In the data below, locate each line with the word "amar" and list it.

> [RECORDS FOR THIS TASK]:
## Start

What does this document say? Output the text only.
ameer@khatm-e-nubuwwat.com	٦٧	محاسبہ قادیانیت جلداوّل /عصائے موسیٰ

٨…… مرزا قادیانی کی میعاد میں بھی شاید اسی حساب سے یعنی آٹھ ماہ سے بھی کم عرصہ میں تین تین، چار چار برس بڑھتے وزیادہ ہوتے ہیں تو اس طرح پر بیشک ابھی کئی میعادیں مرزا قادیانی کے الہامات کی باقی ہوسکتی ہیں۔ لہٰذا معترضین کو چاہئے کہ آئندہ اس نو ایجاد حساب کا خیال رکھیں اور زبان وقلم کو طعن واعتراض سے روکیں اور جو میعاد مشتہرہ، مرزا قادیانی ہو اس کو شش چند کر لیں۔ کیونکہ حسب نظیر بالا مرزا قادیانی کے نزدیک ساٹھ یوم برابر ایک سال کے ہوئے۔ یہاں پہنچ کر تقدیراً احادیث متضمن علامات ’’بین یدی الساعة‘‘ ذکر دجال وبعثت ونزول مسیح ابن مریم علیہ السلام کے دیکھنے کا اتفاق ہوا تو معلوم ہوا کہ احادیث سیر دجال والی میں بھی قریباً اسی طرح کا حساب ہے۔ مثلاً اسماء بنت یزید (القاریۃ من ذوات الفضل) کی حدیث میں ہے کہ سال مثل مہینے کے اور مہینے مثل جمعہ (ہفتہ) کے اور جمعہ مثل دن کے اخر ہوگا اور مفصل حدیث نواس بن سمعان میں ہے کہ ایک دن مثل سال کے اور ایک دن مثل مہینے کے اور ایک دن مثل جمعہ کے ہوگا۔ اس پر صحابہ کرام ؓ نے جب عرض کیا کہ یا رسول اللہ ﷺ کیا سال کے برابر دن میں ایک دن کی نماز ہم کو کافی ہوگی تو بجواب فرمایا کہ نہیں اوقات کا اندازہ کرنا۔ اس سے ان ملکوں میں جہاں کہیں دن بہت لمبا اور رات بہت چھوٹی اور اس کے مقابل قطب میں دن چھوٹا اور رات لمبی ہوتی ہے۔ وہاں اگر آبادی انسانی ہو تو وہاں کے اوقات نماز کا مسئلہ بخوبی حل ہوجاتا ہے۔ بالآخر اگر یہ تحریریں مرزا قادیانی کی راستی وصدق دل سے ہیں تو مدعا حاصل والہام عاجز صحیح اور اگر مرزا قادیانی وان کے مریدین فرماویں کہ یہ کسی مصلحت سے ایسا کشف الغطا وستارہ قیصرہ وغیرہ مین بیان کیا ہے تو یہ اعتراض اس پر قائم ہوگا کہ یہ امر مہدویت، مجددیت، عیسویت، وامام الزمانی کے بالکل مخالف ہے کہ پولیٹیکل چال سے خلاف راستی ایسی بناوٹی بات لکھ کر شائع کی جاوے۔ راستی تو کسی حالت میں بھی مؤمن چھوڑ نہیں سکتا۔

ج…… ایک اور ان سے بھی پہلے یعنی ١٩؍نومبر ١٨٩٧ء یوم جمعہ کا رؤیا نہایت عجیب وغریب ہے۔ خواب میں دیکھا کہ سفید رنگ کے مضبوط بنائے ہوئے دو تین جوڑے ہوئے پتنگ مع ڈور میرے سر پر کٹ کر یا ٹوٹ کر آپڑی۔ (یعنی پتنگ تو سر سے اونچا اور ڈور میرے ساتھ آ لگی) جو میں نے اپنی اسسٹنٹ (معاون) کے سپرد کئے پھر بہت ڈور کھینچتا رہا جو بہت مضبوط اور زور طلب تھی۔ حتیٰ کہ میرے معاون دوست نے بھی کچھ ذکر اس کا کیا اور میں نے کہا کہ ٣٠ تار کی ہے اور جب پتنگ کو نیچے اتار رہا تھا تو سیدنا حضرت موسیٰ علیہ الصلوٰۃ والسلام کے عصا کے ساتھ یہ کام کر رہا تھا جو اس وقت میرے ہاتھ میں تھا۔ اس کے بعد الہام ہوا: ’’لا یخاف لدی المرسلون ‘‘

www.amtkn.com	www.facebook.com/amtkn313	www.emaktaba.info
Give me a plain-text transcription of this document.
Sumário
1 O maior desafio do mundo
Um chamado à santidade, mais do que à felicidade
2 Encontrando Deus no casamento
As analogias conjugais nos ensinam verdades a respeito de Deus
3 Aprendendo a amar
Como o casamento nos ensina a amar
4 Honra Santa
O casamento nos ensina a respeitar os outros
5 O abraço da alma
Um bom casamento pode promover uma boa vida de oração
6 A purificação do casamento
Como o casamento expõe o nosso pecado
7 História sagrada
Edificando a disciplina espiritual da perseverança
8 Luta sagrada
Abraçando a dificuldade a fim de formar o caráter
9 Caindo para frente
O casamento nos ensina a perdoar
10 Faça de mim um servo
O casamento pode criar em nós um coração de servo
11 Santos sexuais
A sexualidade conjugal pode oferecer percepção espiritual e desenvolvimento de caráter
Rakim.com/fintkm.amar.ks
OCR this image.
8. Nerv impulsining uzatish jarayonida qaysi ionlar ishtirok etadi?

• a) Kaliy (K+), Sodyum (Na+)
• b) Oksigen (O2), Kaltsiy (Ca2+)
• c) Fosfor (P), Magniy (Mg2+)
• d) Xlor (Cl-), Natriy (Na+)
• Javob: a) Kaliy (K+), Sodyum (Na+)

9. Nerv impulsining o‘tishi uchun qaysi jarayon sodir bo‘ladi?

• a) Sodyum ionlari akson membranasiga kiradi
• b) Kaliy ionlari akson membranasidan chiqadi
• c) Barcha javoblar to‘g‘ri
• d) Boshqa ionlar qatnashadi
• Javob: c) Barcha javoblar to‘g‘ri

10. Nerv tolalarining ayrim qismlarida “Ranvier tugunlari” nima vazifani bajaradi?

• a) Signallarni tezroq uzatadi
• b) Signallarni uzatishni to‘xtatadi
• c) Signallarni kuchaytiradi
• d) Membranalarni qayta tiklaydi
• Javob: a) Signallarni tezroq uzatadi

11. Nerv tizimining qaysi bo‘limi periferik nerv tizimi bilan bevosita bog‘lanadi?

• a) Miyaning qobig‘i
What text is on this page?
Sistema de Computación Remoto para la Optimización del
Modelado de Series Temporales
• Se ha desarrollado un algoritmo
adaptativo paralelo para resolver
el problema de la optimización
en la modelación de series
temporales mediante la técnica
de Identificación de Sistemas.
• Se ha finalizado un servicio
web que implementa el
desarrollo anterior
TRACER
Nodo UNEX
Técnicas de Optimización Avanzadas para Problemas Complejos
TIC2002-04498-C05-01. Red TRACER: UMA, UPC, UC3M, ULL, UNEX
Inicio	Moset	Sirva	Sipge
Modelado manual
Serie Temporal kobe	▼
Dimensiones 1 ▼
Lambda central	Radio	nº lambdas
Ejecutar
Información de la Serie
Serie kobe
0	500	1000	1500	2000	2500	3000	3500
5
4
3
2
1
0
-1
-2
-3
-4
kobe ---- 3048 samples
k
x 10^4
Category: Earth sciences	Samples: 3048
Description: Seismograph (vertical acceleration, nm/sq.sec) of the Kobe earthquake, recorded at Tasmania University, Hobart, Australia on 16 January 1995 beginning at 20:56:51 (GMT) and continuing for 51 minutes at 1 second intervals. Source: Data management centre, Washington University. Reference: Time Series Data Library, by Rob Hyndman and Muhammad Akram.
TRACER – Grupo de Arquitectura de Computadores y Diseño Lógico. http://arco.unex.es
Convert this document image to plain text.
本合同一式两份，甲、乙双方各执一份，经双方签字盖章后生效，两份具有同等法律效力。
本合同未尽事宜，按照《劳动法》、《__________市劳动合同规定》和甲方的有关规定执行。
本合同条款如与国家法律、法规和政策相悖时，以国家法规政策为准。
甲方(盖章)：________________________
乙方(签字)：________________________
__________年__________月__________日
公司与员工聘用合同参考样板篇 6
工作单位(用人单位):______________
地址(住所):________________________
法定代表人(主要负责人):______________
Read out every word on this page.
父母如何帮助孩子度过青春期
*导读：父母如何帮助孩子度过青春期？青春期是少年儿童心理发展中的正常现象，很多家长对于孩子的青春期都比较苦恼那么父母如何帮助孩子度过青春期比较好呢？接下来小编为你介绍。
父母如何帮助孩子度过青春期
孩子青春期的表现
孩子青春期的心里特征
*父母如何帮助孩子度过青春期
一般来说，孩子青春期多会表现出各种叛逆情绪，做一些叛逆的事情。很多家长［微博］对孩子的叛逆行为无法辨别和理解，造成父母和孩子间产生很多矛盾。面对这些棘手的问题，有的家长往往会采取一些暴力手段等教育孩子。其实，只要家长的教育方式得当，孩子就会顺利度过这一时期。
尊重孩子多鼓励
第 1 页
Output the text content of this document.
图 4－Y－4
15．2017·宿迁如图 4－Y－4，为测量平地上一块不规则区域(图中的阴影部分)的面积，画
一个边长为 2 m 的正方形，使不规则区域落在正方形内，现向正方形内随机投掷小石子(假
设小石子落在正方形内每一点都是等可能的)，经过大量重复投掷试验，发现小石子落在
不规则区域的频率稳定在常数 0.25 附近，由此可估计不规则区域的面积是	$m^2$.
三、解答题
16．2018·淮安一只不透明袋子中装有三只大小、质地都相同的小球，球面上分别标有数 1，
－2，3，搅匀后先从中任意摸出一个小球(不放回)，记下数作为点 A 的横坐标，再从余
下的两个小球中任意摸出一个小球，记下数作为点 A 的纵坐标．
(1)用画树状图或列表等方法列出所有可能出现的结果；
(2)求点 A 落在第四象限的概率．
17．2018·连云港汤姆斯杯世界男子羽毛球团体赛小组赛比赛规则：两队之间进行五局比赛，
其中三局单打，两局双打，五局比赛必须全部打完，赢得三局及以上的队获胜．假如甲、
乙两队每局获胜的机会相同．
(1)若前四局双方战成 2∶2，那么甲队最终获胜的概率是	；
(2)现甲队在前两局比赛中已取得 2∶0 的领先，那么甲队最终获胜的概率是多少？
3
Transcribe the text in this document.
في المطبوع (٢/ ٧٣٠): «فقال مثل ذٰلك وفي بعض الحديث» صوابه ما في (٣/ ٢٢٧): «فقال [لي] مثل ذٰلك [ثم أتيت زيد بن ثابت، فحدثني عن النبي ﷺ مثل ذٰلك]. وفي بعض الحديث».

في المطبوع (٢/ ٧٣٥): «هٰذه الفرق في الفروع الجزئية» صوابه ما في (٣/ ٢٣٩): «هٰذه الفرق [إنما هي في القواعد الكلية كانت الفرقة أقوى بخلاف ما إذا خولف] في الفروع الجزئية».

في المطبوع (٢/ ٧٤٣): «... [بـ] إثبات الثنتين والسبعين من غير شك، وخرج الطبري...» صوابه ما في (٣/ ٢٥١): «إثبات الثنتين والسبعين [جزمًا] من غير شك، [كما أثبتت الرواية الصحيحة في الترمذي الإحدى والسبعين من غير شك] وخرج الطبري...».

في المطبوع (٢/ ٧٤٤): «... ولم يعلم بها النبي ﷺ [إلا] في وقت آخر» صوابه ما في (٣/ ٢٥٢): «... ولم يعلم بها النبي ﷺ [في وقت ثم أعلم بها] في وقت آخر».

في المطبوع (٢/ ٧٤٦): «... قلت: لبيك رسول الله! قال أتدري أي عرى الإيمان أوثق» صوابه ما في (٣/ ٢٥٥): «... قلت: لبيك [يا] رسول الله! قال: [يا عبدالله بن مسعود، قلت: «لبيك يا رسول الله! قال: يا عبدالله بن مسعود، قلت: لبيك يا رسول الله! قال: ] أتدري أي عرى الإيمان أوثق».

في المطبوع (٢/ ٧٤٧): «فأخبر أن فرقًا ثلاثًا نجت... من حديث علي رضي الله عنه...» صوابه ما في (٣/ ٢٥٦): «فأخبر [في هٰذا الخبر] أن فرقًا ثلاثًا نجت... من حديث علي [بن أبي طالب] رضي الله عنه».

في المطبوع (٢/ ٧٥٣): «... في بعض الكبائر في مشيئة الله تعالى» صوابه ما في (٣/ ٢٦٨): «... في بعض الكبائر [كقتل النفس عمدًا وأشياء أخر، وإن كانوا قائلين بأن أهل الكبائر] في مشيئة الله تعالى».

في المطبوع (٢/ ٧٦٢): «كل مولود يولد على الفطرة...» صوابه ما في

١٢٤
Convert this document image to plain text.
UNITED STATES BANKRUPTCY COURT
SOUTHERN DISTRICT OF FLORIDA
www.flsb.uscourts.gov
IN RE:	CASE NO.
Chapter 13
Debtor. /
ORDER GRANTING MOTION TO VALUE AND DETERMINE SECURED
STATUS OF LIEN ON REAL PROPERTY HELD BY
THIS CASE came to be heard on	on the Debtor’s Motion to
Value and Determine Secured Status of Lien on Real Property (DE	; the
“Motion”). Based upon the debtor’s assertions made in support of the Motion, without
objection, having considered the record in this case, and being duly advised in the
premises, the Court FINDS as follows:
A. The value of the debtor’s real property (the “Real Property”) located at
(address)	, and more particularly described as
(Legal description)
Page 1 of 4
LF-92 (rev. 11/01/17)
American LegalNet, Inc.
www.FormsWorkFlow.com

## End

> [EXERCISE RESULT]:
3 Aprendendo a amar
Como o casamento nos ensina a amar
Rakim.com/fintkm.amar.ks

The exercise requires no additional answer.